(Entries with figure data)
-=-=-

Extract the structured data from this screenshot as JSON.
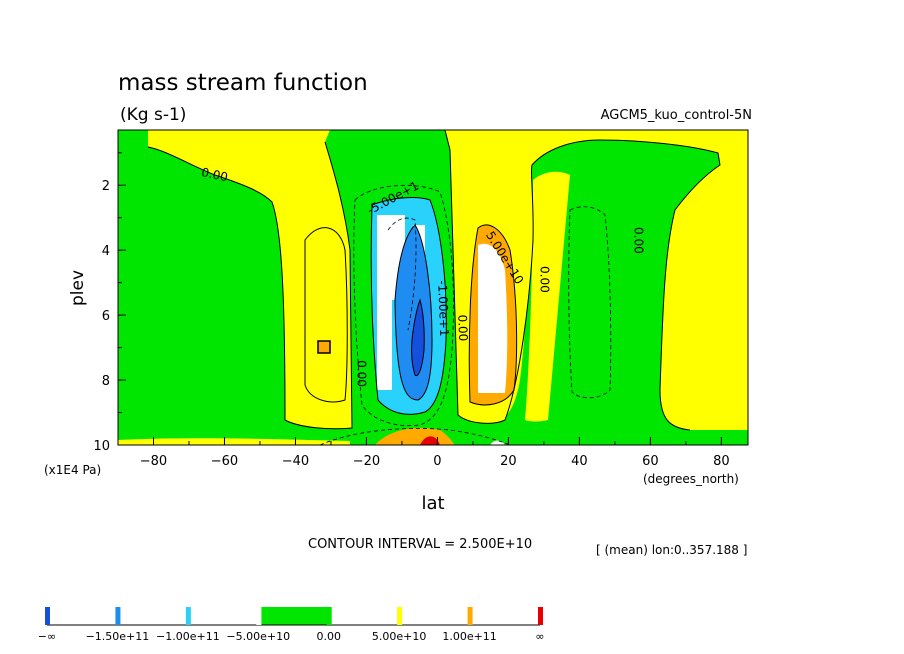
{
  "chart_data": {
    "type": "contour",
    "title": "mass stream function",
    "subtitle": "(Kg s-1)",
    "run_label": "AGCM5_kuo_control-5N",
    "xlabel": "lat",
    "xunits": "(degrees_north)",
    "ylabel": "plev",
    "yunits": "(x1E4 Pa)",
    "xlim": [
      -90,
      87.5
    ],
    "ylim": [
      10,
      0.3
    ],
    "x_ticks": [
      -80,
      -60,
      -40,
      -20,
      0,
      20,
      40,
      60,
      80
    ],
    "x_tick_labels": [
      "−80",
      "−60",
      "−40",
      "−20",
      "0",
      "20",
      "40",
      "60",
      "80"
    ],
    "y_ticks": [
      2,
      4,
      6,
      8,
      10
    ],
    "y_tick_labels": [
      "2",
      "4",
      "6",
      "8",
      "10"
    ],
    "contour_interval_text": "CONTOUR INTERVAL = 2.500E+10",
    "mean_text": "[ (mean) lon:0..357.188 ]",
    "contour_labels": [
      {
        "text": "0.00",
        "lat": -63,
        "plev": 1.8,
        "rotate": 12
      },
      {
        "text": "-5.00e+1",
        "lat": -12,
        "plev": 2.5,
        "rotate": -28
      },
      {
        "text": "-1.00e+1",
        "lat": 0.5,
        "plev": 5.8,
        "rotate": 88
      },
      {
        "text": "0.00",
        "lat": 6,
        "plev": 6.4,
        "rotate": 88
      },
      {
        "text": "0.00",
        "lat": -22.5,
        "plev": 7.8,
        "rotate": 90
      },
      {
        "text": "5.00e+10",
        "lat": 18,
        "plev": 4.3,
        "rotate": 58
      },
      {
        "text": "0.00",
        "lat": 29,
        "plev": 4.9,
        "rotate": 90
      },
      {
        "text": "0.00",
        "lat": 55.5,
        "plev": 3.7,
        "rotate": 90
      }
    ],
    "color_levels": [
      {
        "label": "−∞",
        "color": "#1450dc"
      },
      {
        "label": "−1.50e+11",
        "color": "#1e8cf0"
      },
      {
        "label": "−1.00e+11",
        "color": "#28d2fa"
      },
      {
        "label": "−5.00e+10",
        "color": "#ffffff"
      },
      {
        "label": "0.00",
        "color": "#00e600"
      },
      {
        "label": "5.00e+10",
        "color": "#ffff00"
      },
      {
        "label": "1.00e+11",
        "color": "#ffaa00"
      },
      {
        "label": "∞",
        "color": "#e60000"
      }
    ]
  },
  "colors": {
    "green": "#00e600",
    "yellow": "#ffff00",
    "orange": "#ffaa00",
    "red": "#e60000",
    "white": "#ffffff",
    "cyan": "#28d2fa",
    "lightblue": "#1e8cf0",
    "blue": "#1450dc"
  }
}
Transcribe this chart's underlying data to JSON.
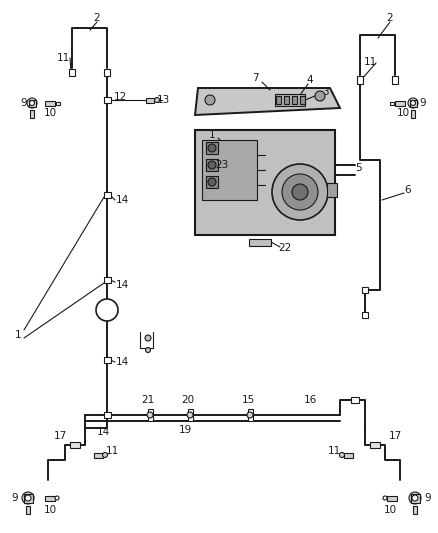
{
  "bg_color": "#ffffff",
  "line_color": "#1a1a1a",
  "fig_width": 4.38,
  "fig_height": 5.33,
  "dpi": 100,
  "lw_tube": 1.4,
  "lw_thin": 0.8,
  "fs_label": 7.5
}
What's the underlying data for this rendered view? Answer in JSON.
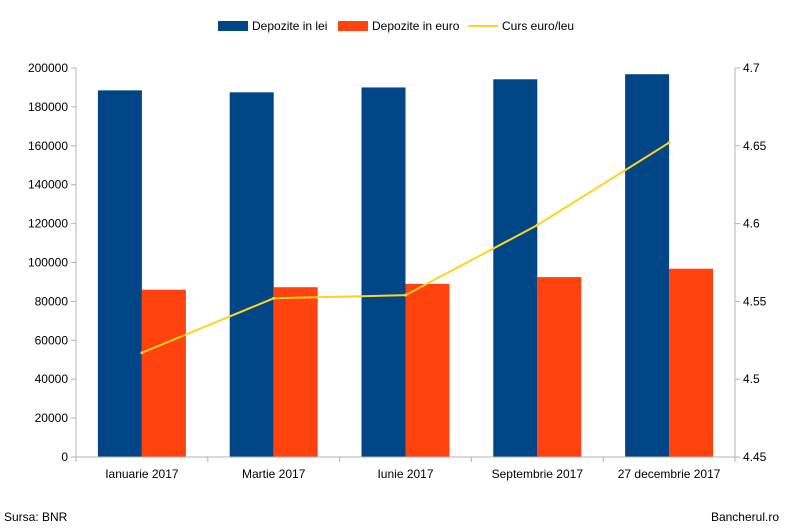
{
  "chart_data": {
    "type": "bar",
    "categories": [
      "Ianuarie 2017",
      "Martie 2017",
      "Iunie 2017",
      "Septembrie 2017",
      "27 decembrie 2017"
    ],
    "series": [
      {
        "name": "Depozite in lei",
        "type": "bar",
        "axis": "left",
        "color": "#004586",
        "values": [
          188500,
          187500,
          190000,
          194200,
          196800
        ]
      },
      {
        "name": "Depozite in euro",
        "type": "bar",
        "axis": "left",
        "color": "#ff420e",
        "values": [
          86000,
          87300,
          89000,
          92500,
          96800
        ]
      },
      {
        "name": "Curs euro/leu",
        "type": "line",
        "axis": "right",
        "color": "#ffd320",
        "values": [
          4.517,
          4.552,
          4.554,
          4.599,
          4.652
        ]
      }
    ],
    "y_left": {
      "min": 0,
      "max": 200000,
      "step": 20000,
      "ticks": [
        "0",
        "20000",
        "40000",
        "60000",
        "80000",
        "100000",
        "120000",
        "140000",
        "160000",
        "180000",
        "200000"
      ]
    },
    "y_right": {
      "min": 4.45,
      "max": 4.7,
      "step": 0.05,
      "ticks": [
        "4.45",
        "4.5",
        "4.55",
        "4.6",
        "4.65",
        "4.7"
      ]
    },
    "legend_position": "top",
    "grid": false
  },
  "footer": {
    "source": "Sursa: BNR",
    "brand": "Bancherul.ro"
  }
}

-=-=-

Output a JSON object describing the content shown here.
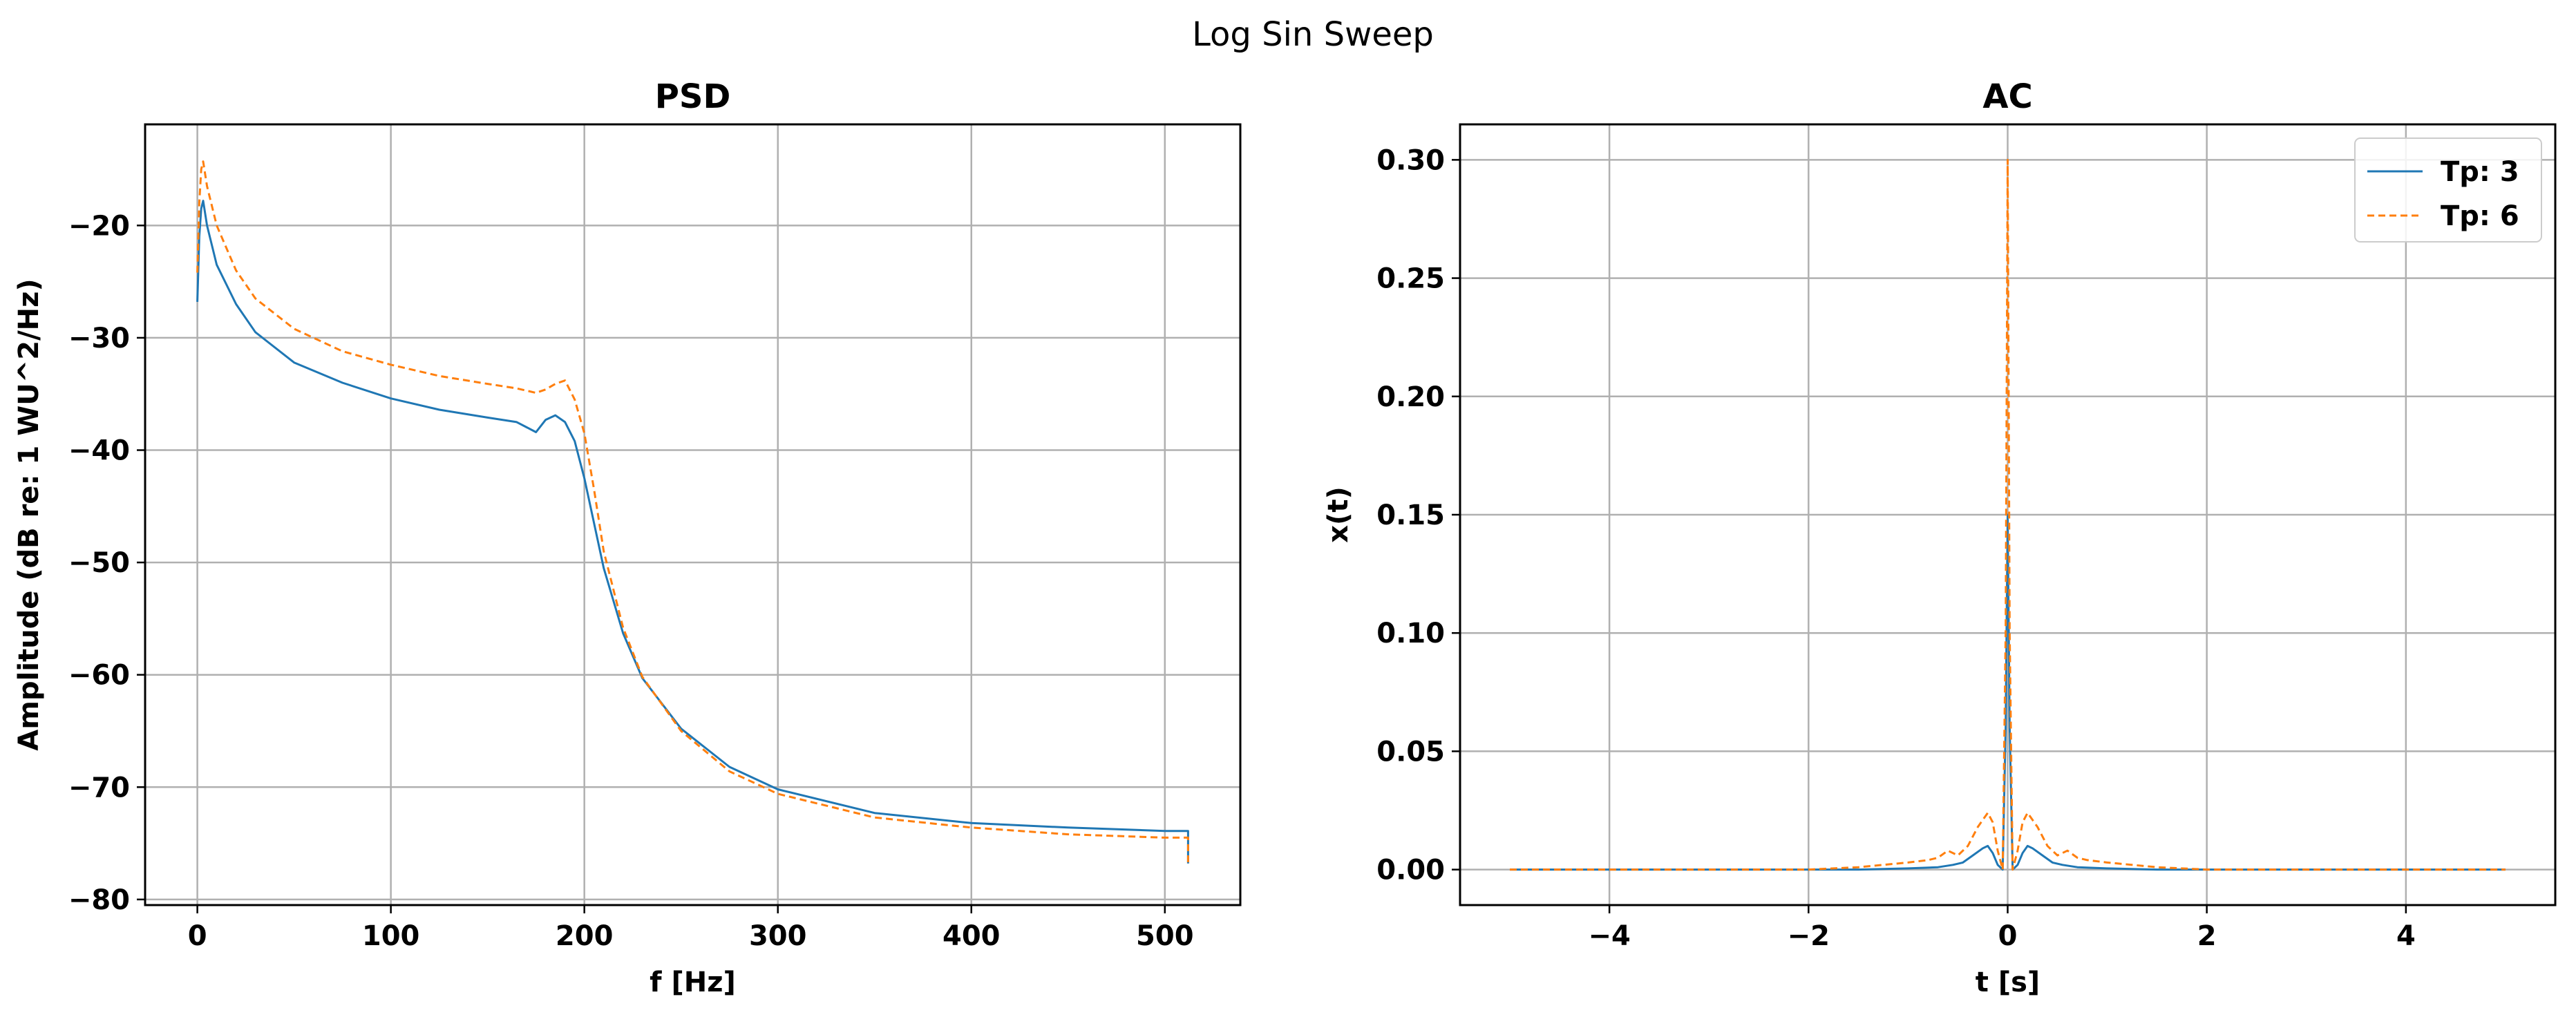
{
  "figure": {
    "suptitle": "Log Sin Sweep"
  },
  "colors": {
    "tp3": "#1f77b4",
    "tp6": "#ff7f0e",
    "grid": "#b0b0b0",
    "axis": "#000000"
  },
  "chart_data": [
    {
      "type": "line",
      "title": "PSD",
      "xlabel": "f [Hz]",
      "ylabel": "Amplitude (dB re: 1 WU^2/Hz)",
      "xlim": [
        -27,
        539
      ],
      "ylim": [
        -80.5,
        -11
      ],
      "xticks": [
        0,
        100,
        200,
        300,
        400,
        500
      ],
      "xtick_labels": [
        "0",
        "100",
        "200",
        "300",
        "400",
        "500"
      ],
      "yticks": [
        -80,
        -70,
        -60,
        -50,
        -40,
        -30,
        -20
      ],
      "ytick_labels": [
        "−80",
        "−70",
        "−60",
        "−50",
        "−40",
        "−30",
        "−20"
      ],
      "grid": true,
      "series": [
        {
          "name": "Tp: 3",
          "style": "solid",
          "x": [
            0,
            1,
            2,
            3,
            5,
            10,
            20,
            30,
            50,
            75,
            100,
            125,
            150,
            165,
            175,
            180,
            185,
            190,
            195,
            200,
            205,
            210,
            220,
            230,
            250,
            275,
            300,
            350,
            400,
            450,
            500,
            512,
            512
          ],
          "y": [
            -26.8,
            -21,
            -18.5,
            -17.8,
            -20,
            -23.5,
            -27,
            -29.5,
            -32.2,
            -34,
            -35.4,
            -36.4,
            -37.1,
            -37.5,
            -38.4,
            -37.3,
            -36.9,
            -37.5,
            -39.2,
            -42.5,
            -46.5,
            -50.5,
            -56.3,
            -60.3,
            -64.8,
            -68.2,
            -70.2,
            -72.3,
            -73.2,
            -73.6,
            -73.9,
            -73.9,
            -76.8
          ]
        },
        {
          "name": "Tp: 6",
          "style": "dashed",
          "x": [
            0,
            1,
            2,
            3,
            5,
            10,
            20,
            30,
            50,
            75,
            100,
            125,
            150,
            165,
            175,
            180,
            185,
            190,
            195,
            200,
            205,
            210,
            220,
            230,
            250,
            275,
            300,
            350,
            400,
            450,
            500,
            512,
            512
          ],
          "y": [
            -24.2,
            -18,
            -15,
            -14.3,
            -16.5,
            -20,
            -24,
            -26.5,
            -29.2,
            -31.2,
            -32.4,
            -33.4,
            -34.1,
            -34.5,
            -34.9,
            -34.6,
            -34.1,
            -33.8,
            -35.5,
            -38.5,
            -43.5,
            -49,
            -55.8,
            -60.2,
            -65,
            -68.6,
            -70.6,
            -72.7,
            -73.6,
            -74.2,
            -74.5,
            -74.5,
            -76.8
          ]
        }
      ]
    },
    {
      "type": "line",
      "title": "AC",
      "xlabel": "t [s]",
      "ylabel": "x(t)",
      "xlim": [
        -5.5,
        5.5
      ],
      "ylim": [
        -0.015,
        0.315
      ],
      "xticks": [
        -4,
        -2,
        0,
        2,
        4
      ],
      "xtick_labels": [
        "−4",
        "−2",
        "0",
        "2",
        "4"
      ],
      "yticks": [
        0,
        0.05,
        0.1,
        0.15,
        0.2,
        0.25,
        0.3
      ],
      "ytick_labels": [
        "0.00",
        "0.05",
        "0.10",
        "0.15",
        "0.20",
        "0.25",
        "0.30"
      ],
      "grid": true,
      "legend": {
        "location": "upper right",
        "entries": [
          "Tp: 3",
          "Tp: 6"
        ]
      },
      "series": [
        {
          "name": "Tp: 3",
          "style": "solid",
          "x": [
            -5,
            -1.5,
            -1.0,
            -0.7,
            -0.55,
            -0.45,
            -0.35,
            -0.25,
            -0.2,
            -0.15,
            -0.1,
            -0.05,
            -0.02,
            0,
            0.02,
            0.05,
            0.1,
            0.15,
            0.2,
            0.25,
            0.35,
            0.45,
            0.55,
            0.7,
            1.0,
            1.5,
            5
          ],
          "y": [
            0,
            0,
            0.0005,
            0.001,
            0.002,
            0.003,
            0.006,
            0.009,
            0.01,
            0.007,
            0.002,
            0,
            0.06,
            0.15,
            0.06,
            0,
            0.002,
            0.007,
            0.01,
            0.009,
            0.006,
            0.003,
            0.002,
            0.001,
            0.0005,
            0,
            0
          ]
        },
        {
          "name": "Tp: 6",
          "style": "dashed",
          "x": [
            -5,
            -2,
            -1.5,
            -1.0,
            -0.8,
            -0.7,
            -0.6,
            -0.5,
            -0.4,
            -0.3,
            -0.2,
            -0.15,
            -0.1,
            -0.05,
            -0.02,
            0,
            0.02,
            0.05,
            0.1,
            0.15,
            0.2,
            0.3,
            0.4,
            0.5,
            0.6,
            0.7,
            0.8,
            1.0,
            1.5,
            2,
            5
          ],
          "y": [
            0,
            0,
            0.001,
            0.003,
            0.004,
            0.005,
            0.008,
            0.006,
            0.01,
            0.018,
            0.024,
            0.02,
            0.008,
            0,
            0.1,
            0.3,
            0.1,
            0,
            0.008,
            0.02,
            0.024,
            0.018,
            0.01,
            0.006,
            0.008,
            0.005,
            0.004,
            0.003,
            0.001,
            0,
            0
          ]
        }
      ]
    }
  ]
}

-=-=-

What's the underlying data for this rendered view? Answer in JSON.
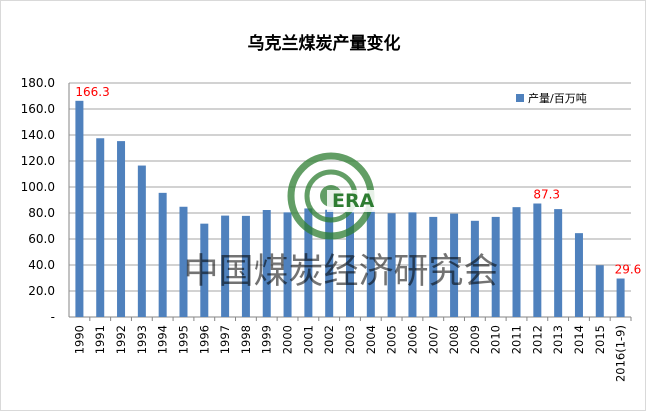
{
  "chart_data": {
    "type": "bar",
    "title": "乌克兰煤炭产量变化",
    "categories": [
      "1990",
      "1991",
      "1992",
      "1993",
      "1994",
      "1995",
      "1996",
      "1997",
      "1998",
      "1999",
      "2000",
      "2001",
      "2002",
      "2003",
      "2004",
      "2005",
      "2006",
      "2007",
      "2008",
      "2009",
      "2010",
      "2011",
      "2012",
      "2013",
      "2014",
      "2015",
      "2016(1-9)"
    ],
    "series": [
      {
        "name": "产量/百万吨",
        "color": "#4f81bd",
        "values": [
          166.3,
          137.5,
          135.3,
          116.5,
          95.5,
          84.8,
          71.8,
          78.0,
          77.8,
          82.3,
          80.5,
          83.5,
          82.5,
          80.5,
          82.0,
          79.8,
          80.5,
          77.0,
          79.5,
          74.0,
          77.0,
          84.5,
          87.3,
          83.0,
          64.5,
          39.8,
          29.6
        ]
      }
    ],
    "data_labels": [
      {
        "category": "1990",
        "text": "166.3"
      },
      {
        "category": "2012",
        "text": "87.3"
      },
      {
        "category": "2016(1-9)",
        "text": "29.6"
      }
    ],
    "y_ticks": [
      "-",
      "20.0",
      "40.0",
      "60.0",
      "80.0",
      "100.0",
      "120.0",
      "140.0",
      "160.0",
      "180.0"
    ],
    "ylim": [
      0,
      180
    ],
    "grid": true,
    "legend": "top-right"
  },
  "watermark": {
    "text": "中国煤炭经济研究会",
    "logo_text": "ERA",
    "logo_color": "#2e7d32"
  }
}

-=-=-

→ **TASK DIRECTIONS**
Gather all lines of the records that include the word "ylabel".

→ **WRITTEN REPLY**
    "ylabel": "plev",
      "ylabel": "Amplitude (dB re: 1 WU^2/Hz)",
      "ylabel": "x(t)",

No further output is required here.